# Reading text:
begin

Mutual needs maintain 60-year alliance between US and Japan

The US and Japan keep peace in East Asia, but Shinzo Abe has been slighted by Donald Trump’s decision to meet Kim Jong Un and is fearful of China, says Robert Boxwell.

Mutual needs maintain 60-year alliance between US and Japan

Japanese prime minister Shinzo Abe is visiting US president Donald Trump this week, their seventh meeting since Trump’s 2016 election victory.

Abe was the first foreign leader to meet Trump, and the two countries’ military alliance has sustained peace in East Asia for the past 60 years.

This meeting, however, is likely to be more fraught than any others, given Trump’s recent slights of the Japanese leader: Trump initially omitted Japan from the list of countries temporarily exempted from new trade tariffs, and didn’t alert Tokyo ahead of his decision to meet with North Korean leader, Kim Jong Un.

While Abe’s latest visit was prompted by the possibility of Trump meeting Kim, the leaders have at least two other important issues to discuss: trade and China’s growing military activity around the region.

China is almost always in the room when the United States and Japan meet, and especially since Xi Jinping, the president, came to power in 2013.

Abe needs Trump to counter Beijing, and so the Japanese leader will have to overlook much about Trump’s behaviour. It’s also why this week’s two-day summit is likely to end on a cordial note. Anything short of that would add to the region’s volatility — and both men know that.

On trade, the United States’s problems with China today are similar to those it faced with Japan in the 1980s and 1990s.

Both China and Japan have run large, intractable surpluses, vis á vis the US, for decades, the basis for Trump’s Japan criticism during his campaign.

But Japan was never rattling sabers at the US, so the issue more or less worked itself out, helped in part by China beginning to attract attention as the US’s largest trade problem in the mid-1990s — a problem that has since metastasised.

end

# Directive:
According to the article on the US–Japan alliance, in which year did Xi Jinping come to power?

# Entries:
begin

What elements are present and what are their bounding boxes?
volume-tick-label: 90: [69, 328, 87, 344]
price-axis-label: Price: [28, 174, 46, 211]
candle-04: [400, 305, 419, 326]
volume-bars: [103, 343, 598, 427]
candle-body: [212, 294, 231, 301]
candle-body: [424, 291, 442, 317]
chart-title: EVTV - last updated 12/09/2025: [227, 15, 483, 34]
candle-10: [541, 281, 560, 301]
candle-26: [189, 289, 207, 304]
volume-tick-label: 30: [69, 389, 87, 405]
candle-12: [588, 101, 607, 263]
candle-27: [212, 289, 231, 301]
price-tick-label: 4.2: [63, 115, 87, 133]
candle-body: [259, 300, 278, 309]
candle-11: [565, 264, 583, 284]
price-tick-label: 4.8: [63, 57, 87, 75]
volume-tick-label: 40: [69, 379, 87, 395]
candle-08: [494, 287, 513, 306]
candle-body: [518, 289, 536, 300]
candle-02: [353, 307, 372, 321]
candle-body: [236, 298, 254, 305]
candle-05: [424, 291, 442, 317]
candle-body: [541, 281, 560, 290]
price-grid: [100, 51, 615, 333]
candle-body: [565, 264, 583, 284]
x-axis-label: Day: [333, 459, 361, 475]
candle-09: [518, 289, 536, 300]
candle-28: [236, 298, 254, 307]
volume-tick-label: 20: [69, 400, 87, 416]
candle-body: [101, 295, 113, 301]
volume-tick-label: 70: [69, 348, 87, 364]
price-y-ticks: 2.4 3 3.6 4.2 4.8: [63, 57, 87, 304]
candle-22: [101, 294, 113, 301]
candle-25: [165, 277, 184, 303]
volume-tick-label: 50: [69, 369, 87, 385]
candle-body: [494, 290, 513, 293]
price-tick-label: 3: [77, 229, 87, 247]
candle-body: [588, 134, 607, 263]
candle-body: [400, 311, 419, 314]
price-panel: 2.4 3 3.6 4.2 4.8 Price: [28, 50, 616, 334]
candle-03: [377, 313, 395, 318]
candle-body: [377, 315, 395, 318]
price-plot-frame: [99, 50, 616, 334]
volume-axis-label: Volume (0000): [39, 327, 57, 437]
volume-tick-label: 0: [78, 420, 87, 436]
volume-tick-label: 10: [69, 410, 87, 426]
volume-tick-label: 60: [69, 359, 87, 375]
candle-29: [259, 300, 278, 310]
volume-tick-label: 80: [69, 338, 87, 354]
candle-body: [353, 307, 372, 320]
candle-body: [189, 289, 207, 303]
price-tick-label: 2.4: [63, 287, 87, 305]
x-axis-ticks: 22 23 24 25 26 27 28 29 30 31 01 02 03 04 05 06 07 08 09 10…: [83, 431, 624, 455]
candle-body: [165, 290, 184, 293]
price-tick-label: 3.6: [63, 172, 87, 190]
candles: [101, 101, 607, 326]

end

# The answer:
2013